EXERCISE BRIEF: Extract all lines in the data that contain the word "següent".

(Rows from a dataset)
━━━━━━━━━━

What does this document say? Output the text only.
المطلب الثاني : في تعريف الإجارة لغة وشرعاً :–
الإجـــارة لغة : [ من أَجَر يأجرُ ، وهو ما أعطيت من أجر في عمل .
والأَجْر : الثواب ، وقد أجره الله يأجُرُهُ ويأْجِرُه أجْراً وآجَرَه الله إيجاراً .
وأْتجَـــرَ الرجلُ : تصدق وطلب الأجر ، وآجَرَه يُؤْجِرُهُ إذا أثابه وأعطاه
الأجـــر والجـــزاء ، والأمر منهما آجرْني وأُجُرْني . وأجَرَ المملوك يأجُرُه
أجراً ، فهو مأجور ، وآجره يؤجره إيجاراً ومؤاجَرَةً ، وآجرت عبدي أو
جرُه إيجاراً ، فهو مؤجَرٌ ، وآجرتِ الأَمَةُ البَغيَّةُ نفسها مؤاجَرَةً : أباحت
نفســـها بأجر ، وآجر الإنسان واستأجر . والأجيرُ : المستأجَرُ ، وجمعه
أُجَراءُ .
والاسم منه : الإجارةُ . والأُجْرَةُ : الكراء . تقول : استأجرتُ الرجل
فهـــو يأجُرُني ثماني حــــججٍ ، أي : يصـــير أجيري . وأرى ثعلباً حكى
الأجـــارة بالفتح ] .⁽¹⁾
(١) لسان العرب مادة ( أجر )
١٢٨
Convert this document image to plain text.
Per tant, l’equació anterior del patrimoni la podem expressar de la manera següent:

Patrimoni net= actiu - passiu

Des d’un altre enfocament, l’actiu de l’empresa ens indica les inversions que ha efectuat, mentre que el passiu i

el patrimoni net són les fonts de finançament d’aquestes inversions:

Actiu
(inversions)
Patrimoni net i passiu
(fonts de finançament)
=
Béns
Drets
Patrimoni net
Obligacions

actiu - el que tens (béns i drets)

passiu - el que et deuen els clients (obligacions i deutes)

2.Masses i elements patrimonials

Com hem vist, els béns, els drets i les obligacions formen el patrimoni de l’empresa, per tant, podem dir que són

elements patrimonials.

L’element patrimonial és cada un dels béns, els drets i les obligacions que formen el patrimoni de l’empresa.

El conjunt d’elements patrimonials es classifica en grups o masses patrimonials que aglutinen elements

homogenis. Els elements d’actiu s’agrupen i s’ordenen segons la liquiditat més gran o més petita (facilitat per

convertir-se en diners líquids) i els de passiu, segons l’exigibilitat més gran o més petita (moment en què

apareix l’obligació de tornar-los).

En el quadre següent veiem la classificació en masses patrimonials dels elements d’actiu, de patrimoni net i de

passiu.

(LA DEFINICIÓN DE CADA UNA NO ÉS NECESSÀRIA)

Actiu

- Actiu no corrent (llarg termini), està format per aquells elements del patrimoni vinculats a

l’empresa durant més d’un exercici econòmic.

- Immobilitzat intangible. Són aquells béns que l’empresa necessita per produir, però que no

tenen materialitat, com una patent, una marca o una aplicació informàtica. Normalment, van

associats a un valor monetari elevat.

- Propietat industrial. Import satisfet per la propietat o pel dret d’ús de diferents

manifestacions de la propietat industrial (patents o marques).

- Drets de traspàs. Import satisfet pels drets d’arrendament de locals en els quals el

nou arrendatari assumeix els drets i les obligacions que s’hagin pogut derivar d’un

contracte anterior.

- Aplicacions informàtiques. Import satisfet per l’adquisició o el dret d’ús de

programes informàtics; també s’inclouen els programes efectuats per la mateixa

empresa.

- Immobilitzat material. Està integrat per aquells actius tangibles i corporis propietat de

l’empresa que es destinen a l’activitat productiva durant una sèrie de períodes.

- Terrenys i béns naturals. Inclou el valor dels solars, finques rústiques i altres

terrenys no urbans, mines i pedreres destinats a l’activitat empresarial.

━━━━━━━━━━

SOLUTION TO THIS PROBLEM:
Per tant, l’equació anterior del patrimoni la podem expressar de la manera següent:
En el quadre següent veiem la classificació en masses patrimonials dels elements d’actiu, de patrimoni net i de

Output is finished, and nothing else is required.